• WHAT YOU ARE ASKED TO DO
Extract from the listing each line in which the word "correlated" appears.
----
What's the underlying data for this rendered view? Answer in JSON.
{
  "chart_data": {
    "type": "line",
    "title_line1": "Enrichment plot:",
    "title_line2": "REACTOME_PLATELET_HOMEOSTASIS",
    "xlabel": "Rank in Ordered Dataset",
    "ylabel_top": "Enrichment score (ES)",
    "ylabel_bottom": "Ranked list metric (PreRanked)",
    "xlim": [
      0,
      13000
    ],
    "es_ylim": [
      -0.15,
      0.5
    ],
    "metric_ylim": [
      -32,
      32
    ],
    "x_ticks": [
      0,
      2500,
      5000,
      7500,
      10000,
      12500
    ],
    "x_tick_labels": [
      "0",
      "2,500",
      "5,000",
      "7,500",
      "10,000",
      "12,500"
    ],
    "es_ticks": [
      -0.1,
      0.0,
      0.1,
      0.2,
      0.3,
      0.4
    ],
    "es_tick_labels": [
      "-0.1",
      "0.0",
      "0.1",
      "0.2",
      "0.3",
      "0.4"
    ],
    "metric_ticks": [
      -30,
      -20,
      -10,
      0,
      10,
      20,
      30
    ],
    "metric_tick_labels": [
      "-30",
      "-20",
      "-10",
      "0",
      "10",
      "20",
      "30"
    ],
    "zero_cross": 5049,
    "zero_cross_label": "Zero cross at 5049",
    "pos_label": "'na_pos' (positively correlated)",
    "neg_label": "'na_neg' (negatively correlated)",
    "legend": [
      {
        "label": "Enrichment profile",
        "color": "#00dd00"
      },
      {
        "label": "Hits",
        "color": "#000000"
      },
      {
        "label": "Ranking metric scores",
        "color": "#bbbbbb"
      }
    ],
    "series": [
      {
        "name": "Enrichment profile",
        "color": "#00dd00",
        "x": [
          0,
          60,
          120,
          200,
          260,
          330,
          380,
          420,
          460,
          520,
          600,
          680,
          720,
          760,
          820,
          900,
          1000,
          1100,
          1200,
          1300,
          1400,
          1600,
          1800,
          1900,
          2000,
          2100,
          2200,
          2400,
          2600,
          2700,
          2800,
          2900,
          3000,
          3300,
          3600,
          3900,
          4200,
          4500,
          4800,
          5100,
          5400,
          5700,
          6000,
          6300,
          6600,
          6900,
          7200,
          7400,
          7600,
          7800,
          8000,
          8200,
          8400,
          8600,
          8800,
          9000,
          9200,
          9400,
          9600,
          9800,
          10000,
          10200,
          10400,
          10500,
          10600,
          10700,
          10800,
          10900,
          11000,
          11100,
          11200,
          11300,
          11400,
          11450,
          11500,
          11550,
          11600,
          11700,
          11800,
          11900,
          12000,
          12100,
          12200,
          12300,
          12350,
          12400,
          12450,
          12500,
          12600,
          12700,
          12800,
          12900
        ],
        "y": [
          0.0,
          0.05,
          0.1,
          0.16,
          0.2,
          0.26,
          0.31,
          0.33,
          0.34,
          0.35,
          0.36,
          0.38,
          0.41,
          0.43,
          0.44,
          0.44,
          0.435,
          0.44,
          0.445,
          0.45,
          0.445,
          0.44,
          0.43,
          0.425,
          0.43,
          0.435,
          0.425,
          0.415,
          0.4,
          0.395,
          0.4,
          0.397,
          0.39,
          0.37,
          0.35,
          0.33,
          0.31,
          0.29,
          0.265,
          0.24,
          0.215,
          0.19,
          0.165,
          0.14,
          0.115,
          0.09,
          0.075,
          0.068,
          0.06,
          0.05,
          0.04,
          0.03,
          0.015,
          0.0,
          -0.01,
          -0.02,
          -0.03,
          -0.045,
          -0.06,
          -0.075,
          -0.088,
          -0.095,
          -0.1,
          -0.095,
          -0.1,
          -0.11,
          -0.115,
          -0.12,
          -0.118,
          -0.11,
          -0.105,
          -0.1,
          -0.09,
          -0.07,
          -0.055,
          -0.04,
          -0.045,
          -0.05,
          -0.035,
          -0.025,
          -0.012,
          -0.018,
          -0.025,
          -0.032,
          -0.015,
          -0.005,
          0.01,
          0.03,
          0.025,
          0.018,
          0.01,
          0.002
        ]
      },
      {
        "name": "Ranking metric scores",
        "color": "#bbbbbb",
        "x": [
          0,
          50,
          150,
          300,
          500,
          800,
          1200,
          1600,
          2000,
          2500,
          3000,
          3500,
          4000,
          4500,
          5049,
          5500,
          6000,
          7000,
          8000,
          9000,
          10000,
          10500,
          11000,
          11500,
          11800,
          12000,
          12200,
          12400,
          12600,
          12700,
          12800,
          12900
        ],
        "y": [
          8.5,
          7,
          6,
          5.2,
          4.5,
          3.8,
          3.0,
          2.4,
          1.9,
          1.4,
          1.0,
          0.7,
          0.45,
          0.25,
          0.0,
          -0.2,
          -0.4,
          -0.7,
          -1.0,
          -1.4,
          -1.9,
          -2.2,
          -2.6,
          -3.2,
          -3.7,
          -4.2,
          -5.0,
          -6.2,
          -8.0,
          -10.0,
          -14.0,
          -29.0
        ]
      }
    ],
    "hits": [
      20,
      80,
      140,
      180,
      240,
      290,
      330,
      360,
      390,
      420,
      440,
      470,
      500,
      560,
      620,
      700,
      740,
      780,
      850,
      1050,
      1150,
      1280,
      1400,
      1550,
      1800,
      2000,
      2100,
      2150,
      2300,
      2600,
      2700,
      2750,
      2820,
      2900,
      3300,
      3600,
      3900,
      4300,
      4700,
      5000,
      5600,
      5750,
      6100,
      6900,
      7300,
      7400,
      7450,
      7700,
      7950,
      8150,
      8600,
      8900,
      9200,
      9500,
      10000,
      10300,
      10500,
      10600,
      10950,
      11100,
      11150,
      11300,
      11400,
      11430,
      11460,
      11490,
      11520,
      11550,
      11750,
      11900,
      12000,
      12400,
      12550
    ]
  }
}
----
• EXERCISE OUTPUT
    "pos_label": "'na_pos' (positively correlated)",
    "neg_label": "'na_neg' (negatively correlated)",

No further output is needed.